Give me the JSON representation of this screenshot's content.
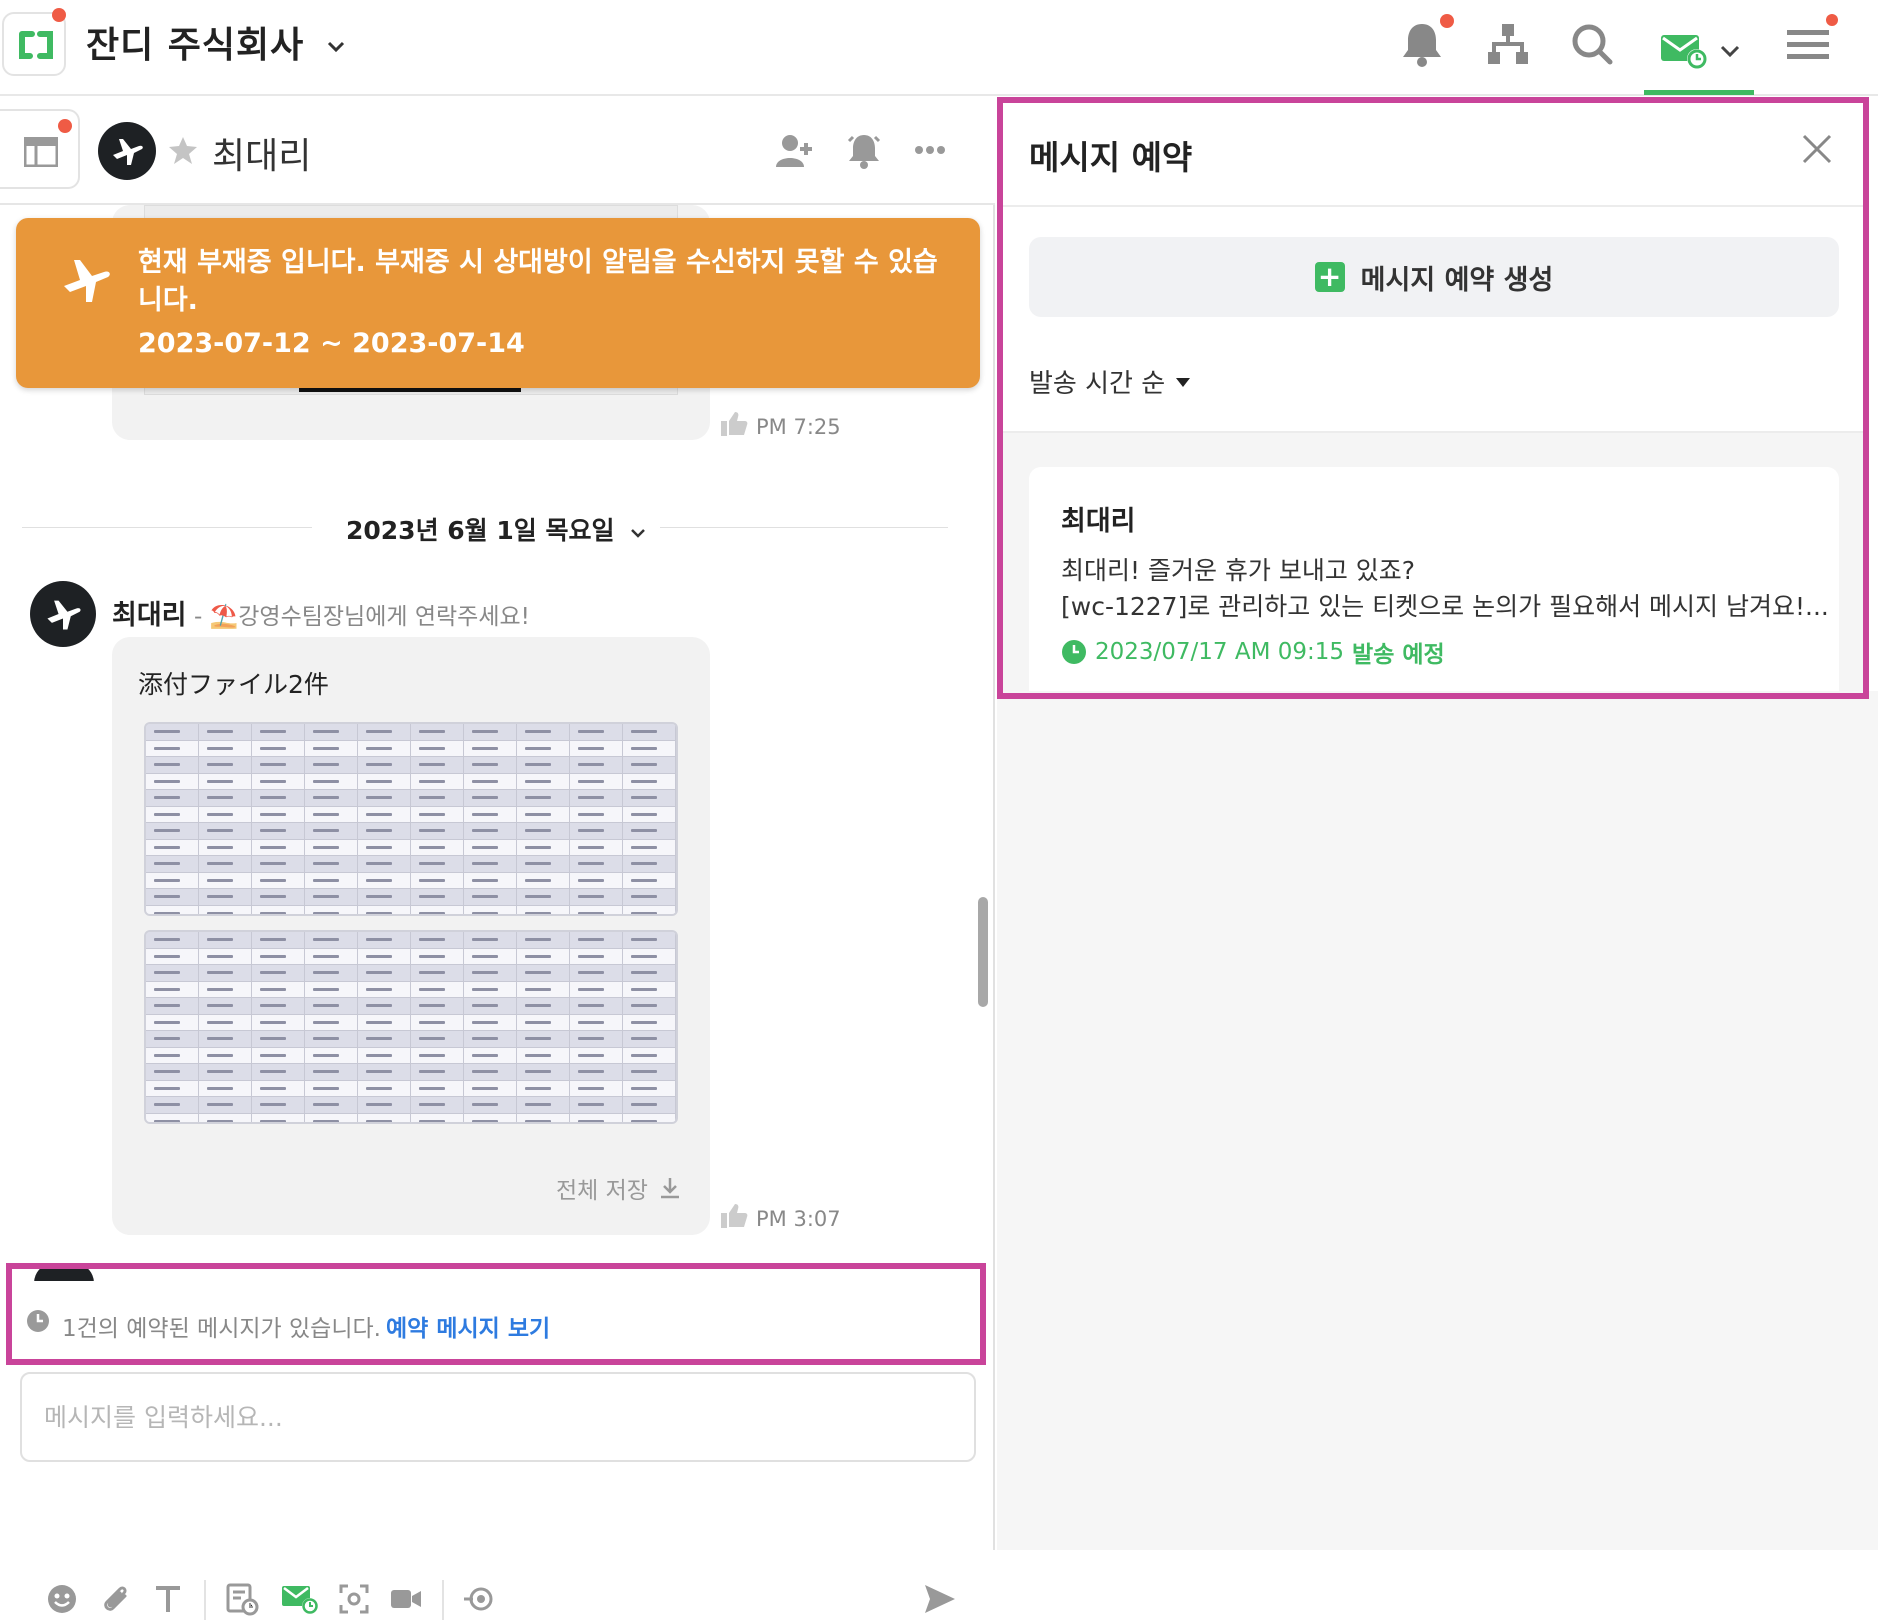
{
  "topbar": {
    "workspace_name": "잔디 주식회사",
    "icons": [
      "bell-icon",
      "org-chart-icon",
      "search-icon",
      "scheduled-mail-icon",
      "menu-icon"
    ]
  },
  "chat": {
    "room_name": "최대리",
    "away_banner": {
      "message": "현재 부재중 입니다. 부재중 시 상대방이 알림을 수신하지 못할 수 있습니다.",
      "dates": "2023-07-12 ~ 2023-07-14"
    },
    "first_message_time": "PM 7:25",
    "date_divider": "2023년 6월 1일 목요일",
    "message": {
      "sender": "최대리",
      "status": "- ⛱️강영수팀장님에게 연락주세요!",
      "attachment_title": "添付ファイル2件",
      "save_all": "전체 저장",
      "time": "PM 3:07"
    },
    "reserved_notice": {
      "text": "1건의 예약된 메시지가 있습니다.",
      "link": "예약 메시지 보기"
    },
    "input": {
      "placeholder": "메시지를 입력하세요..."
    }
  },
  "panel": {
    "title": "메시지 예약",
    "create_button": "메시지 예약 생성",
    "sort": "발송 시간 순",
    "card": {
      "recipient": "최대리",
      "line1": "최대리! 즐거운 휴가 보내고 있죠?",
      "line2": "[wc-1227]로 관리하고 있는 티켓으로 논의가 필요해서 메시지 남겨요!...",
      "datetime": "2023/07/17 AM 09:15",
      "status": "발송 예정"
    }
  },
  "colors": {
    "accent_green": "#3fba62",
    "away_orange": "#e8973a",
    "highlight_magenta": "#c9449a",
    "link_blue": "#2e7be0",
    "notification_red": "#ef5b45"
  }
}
...
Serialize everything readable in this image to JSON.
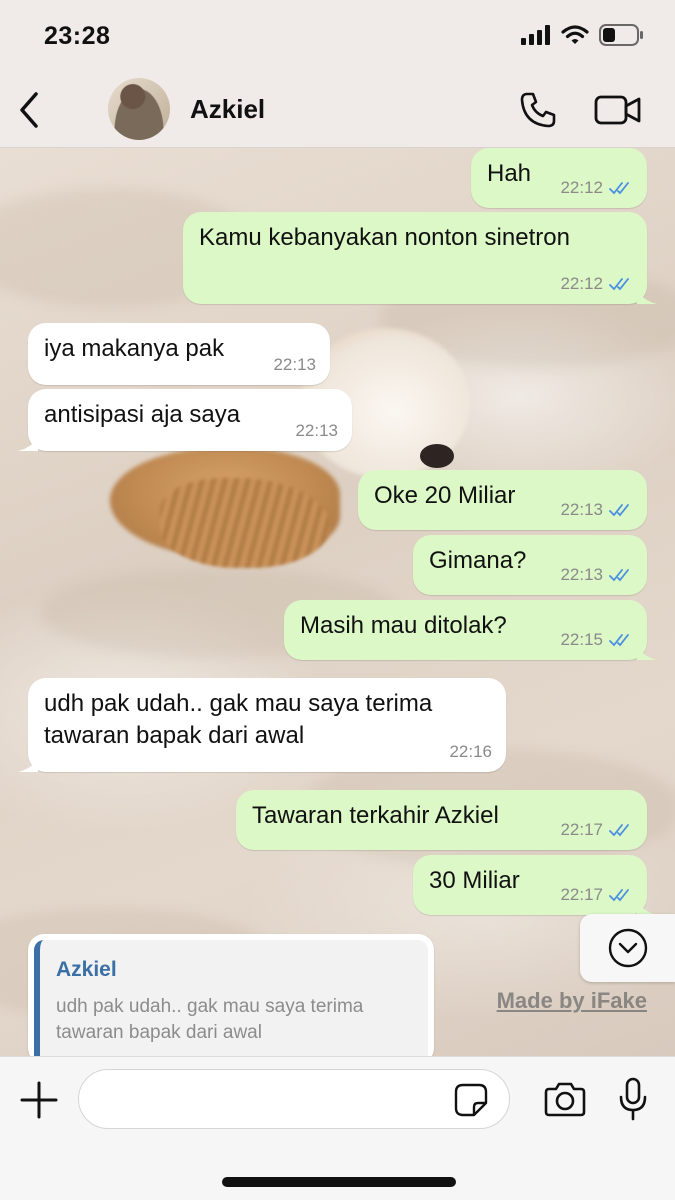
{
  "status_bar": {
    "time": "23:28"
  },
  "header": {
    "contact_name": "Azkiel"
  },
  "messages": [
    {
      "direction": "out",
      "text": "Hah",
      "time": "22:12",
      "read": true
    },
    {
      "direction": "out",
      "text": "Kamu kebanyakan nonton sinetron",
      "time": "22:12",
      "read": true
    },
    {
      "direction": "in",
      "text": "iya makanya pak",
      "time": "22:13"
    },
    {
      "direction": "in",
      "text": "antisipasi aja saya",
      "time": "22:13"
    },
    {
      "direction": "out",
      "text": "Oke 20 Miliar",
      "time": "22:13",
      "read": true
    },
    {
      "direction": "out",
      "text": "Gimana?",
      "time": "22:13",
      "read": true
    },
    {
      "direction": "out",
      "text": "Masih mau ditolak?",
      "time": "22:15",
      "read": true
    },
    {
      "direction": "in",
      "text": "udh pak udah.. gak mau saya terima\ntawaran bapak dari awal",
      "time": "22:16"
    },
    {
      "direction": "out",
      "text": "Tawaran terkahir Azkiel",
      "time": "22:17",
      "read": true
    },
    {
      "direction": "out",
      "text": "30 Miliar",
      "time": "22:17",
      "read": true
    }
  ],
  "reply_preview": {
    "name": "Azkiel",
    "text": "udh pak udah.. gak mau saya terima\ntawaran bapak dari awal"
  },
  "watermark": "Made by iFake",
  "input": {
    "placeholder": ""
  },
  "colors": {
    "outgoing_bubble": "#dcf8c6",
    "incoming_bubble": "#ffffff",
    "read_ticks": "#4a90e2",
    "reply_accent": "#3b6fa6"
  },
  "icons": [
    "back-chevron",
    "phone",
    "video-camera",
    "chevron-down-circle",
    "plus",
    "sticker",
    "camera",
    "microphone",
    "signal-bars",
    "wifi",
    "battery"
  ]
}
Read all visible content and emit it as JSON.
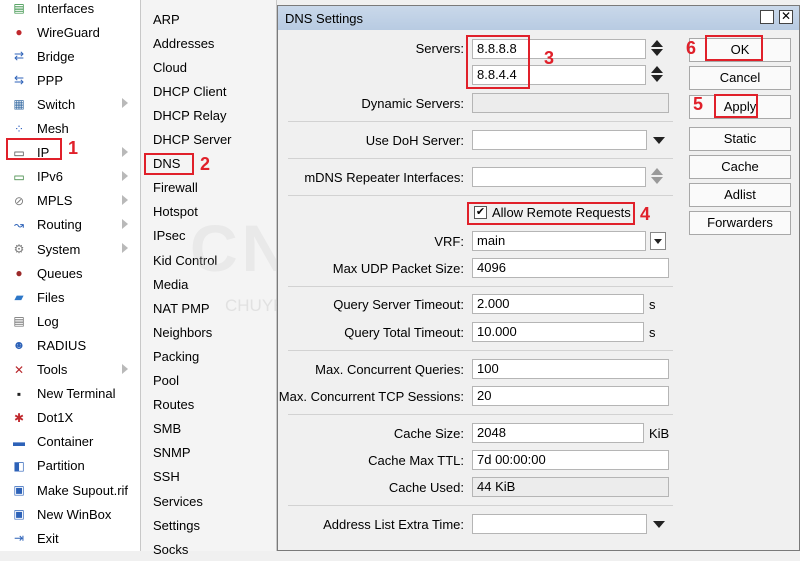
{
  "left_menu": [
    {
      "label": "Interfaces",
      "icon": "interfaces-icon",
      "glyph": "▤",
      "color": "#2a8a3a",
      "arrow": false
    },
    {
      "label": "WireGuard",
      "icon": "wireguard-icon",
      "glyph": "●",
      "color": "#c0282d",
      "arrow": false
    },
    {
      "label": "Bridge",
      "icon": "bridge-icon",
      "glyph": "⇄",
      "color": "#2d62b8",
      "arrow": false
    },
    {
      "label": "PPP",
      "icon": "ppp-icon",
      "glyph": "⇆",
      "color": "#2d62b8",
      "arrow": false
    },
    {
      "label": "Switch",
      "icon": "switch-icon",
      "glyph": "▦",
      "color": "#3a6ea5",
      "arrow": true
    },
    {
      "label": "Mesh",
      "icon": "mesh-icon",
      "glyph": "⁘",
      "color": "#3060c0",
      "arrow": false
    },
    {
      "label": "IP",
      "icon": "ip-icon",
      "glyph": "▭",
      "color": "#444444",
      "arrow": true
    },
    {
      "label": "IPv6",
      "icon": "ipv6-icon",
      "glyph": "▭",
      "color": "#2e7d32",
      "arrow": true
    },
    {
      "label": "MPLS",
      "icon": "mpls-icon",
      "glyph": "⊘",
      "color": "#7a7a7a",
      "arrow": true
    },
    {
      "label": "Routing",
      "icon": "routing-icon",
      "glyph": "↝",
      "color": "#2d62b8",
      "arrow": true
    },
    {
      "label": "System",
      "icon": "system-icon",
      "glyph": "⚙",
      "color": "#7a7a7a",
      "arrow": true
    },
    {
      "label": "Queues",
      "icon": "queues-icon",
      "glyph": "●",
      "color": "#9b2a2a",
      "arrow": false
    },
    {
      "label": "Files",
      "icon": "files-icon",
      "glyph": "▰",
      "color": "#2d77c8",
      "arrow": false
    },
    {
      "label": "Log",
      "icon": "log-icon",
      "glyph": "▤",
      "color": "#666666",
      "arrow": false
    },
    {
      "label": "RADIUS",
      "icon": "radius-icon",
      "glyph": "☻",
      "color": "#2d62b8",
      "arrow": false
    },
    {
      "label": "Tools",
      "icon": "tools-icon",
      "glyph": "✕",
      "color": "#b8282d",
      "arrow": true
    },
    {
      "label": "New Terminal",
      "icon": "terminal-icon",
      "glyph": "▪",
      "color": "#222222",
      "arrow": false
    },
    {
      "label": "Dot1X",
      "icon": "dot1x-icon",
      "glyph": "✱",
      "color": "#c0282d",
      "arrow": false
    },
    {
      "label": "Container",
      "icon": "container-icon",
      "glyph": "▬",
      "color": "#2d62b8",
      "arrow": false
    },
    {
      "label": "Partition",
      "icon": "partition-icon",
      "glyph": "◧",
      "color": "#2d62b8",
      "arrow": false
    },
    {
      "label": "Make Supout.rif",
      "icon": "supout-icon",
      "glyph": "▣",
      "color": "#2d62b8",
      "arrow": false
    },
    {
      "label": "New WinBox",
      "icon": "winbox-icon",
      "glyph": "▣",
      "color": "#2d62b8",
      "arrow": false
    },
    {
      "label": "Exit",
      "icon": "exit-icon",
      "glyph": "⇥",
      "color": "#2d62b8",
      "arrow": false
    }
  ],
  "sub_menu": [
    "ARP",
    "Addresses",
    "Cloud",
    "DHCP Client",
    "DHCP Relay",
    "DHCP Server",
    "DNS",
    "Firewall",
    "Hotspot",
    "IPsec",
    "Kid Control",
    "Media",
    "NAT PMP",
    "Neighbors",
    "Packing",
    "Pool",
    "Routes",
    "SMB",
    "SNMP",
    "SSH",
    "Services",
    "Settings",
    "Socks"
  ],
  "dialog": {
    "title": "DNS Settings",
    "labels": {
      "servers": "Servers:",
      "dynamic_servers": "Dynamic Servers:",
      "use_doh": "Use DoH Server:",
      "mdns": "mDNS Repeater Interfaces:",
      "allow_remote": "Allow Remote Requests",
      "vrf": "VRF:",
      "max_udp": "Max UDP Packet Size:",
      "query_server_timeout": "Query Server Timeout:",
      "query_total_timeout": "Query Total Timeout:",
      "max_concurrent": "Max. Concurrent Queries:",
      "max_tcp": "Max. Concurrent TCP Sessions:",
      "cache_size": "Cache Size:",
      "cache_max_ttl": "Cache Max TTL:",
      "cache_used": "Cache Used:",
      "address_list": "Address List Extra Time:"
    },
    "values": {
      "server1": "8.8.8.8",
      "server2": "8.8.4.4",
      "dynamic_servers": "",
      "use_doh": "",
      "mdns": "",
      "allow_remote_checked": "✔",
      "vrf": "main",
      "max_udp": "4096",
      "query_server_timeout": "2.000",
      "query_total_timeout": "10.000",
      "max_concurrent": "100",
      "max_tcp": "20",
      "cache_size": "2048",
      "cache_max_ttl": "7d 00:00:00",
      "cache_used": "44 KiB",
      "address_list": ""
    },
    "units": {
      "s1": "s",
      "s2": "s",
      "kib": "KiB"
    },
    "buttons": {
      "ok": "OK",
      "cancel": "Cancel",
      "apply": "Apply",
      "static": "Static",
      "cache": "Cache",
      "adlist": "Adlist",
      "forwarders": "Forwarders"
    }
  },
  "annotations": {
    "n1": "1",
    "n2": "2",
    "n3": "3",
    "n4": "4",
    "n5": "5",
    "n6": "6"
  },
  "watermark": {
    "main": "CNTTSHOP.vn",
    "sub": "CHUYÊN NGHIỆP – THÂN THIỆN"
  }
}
--
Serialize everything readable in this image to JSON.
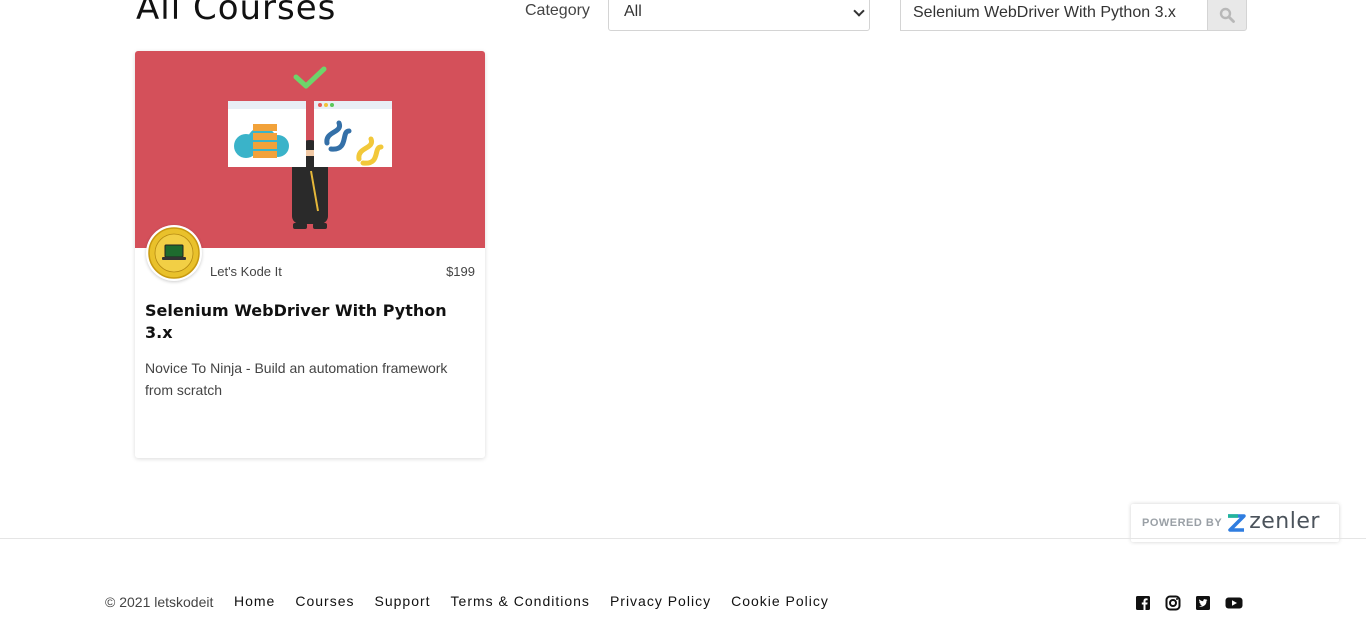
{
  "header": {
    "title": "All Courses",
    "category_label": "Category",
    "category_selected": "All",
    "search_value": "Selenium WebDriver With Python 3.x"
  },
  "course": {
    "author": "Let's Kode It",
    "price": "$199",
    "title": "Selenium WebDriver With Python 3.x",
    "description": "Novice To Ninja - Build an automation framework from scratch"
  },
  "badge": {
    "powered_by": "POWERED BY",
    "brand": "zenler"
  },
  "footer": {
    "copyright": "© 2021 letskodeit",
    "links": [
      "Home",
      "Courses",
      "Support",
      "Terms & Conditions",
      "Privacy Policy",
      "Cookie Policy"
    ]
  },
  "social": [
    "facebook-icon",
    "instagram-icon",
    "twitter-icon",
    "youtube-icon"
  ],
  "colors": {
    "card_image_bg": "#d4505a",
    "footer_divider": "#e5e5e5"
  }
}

*YOUR GOAL*: Check each line of the records for the word "WebDriver", and show the lines that contain it.

*THE COMPLETED TASK*:
    "search_value": "Selenium WebDriver With Python 3.x"
    "title": "Selenium WebDriver With Python 3.x",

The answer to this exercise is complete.